#### What to produce:
Transcribe the listing that follows in full, omitting pictures.

Records from a collection
>> BEGIN

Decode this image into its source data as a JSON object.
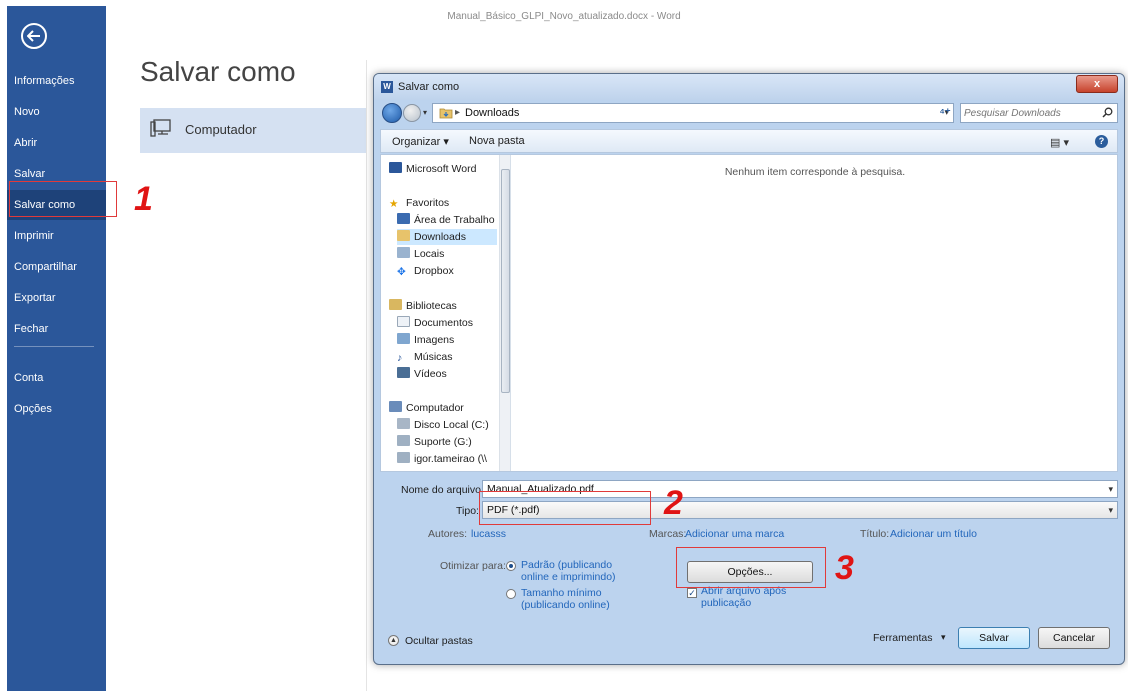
{
  "window": {
    "title": "Manual_Básico_GLPI_Novo_atualizado.docx - Word"
  },
  "sidebar": {
    "items": [
      {
        "label": "Informações"
      },
      {
        "label": "Novo"
      },
      {
        "label": "Abrir"
      },
      {
        "label": "Salvar"
      },
      {
        "label": "Salvar como",
        "active": true
      },
      {
        "label": "Imprimir"
      },
      {
        "label": "Compartilhar"
      },
      {
        "label": "Exportar"
      },
      {
        "label": "Fechar"
      },
      {
        "label": "Conta"
      },
      {
        "label": "Opções"
      }
    ]
  },
  "backstage": {
    "heading": "Salvar como",
    "place": "Computador"
  },
  "annotations": {
    "one": "1",
    "two": "2",
    "three": "3",
    "color": "#e01414"
  },
  "dialog": {
    "title": "Salvar como",
    "close_label": "x",
    "address": {
      "path": "Downloads"
    },
    "search": {
      "placeholder": "Pesquisar Downloads"
    },
    "toolbar": {
      "organize": "Organizar ▾",
      "new_folder": "Nova pasta"
    },
    "tree": {
      "word": "Microsoft Word",
      "favorites": "Favoritos",
      "desktop": "Área de Trabalho",
      "downloads": "Downloads",
      "locais": "Locais",
      "dropbox": "Dropbox",
      "libraries": "Bibliotecas",
      "documents": "Documentos",
      "images": "Imagens",
      "music": "Músicas",
      "videos": "Vídeos",
      "computer": "Computador",
      "disk_c": "Disco Local (C:)",
      "suporte": "Suporte (G:)",
      "igor": "igor.tameirao (\\\\"
    },
    "empty_message": "Nenhum item corresponde à pesquisa.",
    "form": {
      "filename_label": "Nome do arquivo:",
      "filename_value": "Manual_Atualizado.pdf",
      "type_label": "Tipo:",
      "type_value": "PDF (*.pdf)",
      "authors_label": "Autores:",
      "authors_value": "lucasss",
      "tags_label": "Marcas:",
      "tags_value": "Adicionar uma marca",
      "title_label": "Título:",
      "title_value": "Adicionar um título",
      "optimize_label": "Otimizar para:",
      "opt_standard": "Padrão (publicando online e imprimindo)",
      "opt_minimum": "Tamanho mínimo (publicando online)",
      "options_button": "Opções...",
      "open_after": "Abrir arquivo após publicação"
    },
    "footer": {
      "hide_folders": "Ocultar pastas",
      "tools": "Ferramentas",
      "save": "Salvar",
      "cancel": "Cancelar"
    }
  }
}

>> END

#### Complete output:
Decode this image into its source data as a JSON object.
{
  "window": {
    "title": "Manual_Básico_GLPI_Novo_atualizado.docx - Word"
  },
  "sidebar": {
    "items": [
      {
        "label": "Informações"
      },
      {
        "label": "Novo"
      },
      {
        "label": "Abrir"
      },
      {
        "label": "Salvar"
      },
      {
        "label": "Salvar como",
        "active": true
      },
      {
        "label": "Imprimir"
      },
      {
        "label": "Compartilhar"
      },
      {
        "label": "Exportar"
      },
      {
        "label": "Fechar"
      },
      {
        "label": "Conta"
      },
      {
        "label": "Opções"
      }
    ]
  },
  "backstage": {
    "heading": "Salvar como",
    "place": "Computador"
  },
  "annotations": {
    "one": "1",
    "two": "2",
    "three": "3",
    "color": "#e01414"
  },
  "dialog": {
    "title": "Salvar como",
    "close_label": "x",
    "address": {
      "path": "Downloads"
    },
    "search": {
      "placeholder": "Pesquisar Downloads"
    },
    "toolbar": {
      "organize": "Organizar ▾",
      "new_folder": "Nova pasta"
    },
    "tree": {
      "word": "Microsoft Word",
      "favorites": "Favoritos",
      "desktop": "Área de Trabalho",
      "downloads": "Downloads",
      "locais": "Locais",
      "dropbox": "Dropbox",
      "libraries": "Bibliotecas",
      "documents": "Documentos",
      "images": "Imagens",
      "music": "Músicas",
      "videos": "Vídeos",
      "computer": "Computador",
      "disk_c": "Disco Local (C:)",
      "suporte": "Suporte (G:)",
      "igor": "igor.tameirao (\\\\"
    },
    "empty_message": "Nenhum item corresponde à pesquisa.",
    "form": {
      "filename_label": "Nome do arquivo:",
      "filename_value": "Manual_Atualizado.pdf",
      "type_label": "Tipo:",
      "type_value": "PDF (*.pdf)",
      "authors_label": "Autores:",
      "authors_value": "lucasss",
      "tags_label": "Marcas:",
      "tags_value": "Adicionar uma marca",
      "title_label": "Título:",
      "title_value": "Adicionar um título",
      "optimize_label": "Otimizar para:",
      "opt_standard": "Padrão (publicando online e imprimindo)",
      "opt_minimum": "Tamanho mínimo (publicando online)",
      "options_button": "Opções...",
      "open_after": "Abrir arquivo após publicação"
    },
    "footer": {
      "hide_folders": "Ocultar pastas",
      "tools": "Ferramentas",
      "save": "Salvar",
      "cancel": "Cancelar"
    }
  }
}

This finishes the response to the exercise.